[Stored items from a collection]
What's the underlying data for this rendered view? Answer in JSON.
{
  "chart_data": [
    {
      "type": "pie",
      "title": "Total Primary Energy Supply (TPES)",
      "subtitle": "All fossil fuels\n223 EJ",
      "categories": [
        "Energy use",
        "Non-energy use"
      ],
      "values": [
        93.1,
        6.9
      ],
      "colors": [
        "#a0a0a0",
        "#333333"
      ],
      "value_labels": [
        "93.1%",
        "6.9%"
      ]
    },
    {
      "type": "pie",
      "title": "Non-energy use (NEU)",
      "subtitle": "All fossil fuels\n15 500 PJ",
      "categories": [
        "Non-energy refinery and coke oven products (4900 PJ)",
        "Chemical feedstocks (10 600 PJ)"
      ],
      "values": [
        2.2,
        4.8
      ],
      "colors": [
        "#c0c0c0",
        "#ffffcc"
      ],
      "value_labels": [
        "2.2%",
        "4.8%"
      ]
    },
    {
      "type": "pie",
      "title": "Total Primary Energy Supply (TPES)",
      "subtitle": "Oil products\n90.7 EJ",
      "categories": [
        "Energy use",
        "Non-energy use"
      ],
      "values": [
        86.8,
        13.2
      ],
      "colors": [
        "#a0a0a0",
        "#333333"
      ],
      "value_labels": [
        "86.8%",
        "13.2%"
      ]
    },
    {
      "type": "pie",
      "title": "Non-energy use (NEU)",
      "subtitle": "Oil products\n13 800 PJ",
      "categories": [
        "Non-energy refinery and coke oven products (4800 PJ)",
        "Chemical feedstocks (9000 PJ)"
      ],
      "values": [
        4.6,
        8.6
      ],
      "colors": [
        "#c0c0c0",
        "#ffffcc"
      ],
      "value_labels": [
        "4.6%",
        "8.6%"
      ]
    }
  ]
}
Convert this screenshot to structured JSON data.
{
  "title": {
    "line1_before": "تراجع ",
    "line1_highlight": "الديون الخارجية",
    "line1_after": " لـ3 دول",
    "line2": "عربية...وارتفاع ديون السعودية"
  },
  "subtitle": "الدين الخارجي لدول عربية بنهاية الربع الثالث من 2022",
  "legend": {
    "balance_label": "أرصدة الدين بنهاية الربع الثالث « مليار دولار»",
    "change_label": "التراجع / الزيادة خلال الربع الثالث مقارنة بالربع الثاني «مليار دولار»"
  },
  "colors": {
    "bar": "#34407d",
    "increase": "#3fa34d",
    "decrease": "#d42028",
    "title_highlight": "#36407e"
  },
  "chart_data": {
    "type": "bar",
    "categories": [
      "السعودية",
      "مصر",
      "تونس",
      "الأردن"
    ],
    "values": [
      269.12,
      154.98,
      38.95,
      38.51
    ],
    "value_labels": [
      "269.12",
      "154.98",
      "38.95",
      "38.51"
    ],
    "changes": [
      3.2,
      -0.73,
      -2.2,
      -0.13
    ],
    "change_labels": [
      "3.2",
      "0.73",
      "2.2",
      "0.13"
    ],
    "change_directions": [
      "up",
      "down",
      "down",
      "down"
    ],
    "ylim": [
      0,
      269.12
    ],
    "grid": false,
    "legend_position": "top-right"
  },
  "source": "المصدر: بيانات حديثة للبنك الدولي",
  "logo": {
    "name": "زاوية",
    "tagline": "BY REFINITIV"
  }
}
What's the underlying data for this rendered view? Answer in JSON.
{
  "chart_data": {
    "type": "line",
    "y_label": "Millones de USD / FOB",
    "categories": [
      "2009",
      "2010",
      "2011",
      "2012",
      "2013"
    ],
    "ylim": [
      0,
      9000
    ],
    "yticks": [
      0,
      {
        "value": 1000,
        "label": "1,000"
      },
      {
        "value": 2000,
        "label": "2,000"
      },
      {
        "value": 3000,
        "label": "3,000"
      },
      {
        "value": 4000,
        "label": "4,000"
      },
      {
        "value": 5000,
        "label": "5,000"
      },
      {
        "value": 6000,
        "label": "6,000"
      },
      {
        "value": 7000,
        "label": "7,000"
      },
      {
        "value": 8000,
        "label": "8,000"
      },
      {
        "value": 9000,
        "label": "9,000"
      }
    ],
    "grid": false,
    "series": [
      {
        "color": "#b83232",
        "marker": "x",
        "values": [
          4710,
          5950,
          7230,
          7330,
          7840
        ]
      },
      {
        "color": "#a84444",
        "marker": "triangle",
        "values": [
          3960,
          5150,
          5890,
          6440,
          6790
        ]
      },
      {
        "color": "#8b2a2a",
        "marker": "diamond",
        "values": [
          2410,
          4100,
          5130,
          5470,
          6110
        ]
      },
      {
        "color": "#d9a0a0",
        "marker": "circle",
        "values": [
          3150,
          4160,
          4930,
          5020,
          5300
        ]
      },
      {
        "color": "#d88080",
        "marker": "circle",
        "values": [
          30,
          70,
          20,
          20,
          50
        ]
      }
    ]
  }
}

PROBLEM TO SOLVE: Show each line holding the word "Chemical".

RESULT OF THE TASK:
        "Chemical feedstocks (10 600 PJ)"
        "Chemical feedstocks (9000 PJ)"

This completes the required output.